SOURCE MATERIAL:
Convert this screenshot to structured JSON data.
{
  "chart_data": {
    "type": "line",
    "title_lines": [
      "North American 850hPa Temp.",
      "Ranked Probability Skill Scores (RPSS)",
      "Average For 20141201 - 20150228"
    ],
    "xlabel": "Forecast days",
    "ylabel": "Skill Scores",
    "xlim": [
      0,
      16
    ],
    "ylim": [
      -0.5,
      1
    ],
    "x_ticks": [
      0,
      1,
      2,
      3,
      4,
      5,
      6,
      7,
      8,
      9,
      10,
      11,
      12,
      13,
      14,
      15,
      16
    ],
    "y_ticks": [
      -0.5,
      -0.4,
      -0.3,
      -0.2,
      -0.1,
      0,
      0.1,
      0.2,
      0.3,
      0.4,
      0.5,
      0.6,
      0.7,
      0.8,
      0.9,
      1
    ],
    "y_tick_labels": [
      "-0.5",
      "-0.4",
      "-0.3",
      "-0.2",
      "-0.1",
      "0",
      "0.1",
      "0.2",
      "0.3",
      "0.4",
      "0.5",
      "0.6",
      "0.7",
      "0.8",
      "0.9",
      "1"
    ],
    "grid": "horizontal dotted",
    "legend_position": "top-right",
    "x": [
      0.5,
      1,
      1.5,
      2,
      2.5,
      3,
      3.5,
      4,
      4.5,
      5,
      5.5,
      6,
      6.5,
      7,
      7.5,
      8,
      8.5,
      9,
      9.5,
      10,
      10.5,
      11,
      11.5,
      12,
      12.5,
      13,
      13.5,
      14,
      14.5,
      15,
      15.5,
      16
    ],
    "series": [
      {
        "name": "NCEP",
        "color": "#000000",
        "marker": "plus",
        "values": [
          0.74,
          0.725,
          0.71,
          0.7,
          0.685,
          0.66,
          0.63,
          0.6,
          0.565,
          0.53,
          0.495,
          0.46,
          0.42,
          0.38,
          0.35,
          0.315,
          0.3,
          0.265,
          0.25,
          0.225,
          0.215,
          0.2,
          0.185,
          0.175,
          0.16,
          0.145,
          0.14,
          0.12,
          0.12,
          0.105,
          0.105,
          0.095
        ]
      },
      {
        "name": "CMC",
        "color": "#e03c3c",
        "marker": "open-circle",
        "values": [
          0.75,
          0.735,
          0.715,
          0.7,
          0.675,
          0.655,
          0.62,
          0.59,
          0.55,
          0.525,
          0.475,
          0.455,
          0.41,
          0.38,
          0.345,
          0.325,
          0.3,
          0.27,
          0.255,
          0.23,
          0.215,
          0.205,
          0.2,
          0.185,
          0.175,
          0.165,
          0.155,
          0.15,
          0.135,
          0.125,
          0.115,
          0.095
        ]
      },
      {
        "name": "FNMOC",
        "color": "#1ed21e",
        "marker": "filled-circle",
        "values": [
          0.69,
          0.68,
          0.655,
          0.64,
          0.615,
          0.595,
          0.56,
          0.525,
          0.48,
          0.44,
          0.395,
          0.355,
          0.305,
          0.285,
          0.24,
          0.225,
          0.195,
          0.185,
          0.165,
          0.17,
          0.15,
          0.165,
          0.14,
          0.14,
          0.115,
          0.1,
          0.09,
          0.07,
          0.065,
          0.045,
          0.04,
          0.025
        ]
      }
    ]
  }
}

YOUR GOAL:
Every record above must be duplicated exactly.

RESPONSE:
Convert this screenshot to structured JSON data.
{
  "chart_data": {
    "type": "line",
    "title_lines": [
      "North American 850hPa Temp.",
      "Ranked Probability Skill Scores (RPSS)",
      "Average For 20141201 - 20150228"
    ],
    "xlabel": "Forecast days",
    "ylabel": "Skill Scores",
    "xlim": [
      0,
      16
    ],
    "ylim": [
      -0.5,
      1
    ],
    "x_ticks": [
      0,
      1,
      2,
      3,
      4,
      5,
      6,
      7,
      8,
      9,
      10,
      11,
      12,
      13,
      14,
      15,
      16
    ],
    "y_ticks": [
      -0.5,
      -0.4,
      -0.3,
      -0.2,
      -0.1,
      0,
      0.1,
      0.2,
      0.3,
      0.4,
      0.5,
      0.6,
      0.7,
      0.8,
      0.9,
      1
    ],
    "y_tick_labels": [
      "-0.5",
      "-0.4",
      "-0.3",
      "-0.2",
      "-0.1",
      "0",
      "0.1",
      "0.2",
      "0.3",
      "0.4",
      "0.5",
      "0.6",
      "0.7",
      "0.8",
      "0.9",
      "1"
    ],
    "grid": "horizontal dotted",
    "legend_position": "top-right",
    "x": [
      0.5,
      1,
      1.5,
      2,
      2.5,
      3,
      3.5,
      4,
      4.5,
      5,
      5.5,
      6,
      6.5,
      7,
      7.5,
      8,
      8.5,
      9,
      9.5,
      10,
      10.5,
      11,
      11.5,
      12,
      12.5,
      13,
      13.5,
      14,
      14.5,
      15,
      15.5,
      16
    ],
    "series": [
      {
        "name": "NCEP",
        "color": "#000000",
        "marker": "plus",
        "values": [
          0.74,
          0.725,
          0.71,
          0.7,
          0.685,
          0.66,
          0.63,
          0.6,
          0.565,
          0.53,
          0.495,
          0.46,
          0.42,
          0.38,
          0.35,
          0.315,
          0.3,
          0.265,
          0.25,
          0.225,
          0.215,
          0.2,
          0.185,
          0.175,
          0.16,
          0.145,
          0.14,
          0.12,
          0.12,
          0.105,
          0.105,
          0.095
        ]
      },
      {
        "name": "CMC",
        "color": "#e03c3c",
        "marker": "open-circle",
        "values": [
          0.75,
          0.735,
          0.715,
          0.7,
          0.675,
          0.655,
          0.62,
          0.59,
          0.55,
          0.525,
          0.475,
          0.455,
          0.41,
          0.38,
          0.345,
          0.325,
          0.3,
          0.27,
          0.255,
          0.23,
          0.215,
          0.205,
          0.2,
          0.185,
          0.175,
          0.165,
          0.155,
          0.15,
          0.135,
          0.125,
          0.115,
          0.095
        ]
      },
      {
        "name": "FNMOC",
        "color": "#1ed21e",
        "marker": "filled-circle",
        "values": [
          0.69,
          0.68,
          0.655,
          0.64,
          0.615,
          0.595,
          0.56,
          0.525,
          0.48,
          0.44,
          0.395,
          0.355,
          0.305,
          0.285,
          0.24,
          0.225,
          0.195,
          0.185,
          0.165,
          0.17,
          0.15,
          0.165,
          0.14,
          0.14,
          0.115,
          0.1,
          0.09,
          0.07,
          0.065,
          0.045,
          0.04,
          0.025
        ]
      }
    ]
  }
}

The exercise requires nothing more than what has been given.